Saved data entries:
--- Begin ---
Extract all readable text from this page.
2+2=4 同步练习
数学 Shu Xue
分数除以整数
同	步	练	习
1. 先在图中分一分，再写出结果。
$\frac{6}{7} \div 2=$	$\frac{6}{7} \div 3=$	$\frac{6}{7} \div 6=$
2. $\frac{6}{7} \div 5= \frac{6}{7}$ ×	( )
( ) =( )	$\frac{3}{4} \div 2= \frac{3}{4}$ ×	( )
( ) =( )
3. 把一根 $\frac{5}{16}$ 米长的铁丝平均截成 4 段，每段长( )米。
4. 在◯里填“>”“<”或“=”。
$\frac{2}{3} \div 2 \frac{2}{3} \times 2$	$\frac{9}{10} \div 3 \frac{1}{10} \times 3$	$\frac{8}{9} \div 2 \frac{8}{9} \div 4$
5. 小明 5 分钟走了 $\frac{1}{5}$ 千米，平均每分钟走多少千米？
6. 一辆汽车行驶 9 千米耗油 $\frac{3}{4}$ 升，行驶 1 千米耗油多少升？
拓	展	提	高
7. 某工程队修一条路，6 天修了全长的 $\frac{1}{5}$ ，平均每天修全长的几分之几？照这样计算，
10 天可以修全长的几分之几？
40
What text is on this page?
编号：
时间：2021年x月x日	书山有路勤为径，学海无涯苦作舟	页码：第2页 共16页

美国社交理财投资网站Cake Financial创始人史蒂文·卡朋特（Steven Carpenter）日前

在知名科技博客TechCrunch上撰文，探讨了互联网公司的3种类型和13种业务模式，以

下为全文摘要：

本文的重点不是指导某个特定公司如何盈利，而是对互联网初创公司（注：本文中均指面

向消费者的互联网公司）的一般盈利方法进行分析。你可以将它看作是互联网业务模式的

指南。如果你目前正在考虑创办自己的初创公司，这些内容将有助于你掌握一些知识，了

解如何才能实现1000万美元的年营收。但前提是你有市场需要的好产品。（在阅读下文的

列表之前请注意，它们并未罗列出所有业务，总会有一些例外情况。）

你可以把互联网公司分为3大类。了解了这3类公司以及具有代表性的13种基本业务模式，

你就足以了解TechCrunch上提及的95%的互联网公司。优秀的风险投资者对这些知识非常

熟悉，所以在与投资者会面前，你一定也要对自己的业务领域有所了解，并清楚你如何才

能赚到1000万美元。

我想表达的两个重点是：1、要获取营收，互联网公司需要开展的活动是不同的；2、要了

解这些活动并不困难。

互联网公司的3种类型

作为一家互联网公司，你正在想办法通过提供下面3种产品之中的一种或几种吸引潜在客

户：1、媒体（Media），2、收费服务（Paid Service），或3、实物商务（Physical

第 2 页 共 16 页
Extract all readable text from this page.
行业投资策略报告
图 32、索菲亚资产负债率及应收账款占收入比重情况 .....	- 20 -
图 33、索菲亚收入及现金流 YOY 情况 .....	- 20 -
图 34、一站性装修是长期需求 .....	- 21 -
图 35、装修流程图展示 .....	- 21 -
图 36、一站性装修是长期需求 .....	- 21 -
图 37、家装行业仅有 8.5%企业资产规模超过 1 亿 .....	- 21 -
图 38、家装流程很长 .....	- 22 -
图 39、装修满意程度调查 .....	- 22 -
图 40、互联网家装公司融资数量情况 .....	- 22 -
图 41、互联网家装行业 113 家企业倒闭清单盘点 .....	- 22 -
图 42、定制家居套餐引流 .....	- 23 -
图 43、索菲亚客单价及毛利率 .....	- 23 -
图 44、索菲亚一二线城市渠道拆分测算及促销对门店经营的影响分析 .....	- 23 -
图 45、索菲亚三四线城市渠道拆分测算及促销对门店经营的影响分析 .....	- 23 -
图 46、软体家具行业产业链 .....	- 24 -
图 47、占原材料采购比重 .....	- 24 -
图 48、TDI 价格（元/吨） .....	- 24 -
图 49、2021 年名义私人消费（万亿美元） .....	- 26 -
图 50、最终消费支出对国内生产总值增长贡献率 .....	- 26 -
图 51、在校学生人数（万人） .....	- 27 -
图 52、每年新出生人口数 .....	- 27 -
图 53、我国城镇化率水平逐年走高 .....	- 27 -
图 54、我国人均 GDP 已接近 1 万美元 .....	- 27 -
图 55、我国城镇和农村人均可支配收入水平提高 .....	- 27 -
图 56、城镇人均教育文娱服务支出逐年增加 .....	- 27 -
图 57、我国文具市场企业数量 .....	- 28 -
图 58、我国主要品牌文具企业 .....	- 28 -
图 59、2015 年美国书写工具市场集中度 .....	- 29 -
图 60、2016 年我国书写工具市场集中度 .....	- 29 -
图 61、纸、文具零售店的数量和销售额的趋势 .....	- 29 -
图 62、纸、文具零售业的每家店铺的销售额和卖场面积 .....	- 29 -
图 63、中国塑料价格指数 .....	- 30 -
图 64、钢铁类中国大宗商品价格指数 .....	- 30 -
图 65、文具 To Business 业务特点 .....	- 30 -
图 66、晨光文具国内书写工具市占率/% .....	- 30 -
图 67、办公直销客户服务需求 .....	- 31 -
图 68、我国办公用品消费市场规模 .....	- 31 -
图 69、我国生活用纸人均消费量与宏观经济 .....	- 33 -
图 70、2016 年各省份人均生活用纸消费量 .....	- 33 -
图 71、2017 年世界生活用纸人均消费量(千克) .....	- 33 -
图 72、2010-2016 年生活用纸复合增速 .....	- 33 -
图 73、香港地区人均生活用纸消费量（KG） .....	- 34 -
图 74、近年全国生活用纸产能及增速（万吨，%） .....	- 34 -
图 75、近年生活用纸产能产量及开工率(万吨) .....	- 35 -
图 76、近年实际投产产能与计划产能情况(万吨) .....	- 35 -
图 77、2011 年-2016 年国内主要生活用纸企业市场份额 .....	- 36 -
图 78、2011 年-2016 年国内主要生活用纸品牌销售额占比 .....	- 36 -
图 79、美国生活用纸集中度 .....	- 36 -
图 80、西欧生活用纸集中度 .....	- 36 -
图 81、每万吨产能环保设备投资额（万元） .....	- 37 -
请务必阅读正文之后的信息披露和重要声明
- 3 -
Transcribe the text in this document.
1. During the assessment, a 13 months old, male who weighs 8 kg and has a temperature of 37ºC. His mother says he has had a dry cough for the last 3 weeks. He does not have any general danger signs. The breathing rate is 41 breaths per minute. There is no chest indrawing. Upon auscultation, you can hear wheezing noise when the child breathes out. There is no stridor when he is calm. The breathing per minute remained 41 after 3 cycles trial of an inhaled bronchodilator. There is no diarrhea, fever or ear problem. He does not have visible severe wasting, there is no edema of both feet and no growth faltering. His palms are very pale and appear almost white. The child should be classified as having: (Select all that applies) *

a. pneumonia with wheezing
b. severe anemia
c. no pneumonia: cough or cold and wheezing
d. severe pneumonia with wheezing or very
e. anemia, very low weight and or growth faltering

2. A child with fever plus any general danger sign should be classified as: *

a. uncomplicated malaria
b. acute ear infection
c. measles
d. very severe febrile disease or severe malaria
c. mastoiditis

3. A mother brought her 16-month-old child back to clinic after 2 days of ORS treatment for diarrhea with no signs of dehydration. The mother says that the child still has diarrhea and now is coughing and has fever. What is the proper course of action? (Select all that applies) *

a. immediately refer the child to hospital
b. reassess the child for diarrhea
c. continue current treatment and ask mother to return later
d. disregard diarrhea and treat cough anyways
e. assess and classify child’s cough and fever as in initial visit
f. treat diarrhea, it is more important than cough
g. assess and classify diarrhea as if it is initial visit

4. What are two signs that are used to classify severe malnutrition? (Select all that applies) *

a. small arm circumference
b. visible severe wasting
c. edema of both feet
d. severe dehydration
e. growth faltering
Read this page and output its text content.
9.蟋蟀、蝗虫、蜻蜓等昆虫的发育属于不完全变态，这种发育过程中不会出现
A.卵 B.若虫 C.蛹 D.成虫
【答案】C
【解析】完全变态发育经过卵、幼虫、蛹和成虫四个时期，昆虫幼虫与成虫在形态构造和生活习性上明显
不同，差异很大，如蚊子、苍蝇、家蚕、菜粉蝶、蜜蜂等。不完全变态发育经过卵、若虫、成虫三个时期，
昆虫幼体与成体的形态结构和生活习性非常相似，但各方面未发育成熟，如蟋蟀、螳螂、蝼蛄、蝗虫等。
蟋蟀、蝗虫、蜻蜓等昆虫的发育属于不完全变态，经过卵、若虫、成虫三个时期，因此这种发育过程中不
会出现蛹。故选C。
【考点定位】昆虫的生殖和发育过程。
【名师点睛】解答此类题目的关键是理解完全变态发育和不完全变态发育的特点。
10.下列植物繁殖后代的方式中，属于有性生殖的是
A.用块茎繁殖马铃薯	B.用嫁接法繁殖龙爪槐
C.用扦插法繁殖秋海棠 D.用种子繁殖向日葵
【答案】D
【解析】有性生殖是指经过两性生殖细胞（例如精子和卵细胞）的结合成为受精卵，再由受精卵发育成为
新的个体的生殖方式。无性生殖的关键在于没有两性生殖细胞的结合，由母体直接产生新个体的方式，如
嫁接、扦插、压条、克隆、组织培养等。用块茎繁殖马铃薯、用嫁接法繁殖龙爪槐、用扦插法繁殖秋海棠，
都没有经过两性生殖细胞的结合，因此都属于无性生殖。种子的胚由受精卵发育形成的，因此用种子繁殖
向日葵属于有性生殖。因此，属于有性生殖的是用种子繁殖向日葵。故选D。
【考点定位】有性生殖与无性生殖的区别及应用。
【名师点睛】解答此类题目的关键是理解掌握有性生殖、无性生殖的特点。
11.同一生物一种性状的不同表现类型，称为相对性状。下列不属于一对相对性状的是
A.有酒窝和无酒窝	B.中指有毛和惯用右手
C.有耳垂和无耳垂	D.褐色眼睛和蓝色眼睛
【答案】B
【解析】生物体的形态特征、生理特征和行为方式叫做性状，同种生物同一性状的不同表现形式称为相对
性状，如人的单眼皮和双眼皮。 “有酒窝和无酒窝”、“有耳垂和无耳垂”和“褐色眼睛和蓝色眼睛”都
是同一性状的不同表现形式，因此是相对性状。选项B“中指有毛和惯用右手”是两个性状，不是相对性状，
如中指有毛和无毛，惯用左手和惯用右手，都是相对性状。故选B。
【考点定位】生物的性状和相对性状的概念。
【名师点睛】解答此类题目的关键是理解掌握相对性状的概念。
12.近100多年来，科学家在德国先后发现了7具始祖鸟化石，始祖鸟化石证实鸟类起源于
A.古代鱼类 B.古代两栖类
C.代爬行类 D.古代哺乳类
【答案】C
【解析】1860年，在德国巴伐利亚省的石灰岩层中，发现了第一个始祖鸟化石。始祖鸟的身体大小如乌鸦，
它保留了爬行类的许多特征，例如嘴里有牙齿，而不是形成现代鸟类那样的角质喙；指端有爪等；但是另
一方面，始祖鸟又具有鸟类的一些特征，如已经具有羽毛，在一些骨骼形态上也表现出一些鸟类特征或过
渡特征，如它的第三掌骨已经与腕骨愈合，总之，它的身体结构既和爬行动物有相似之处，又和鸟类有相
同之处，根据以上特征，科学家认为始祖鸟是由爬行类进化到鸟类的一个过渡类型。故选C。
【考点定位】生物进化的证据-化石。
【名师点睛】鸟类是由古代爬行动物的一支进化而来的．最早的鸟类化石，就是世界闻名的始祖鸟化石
--- End ---
In how many lines does the word "visit" appear? Respond with the number alone.

2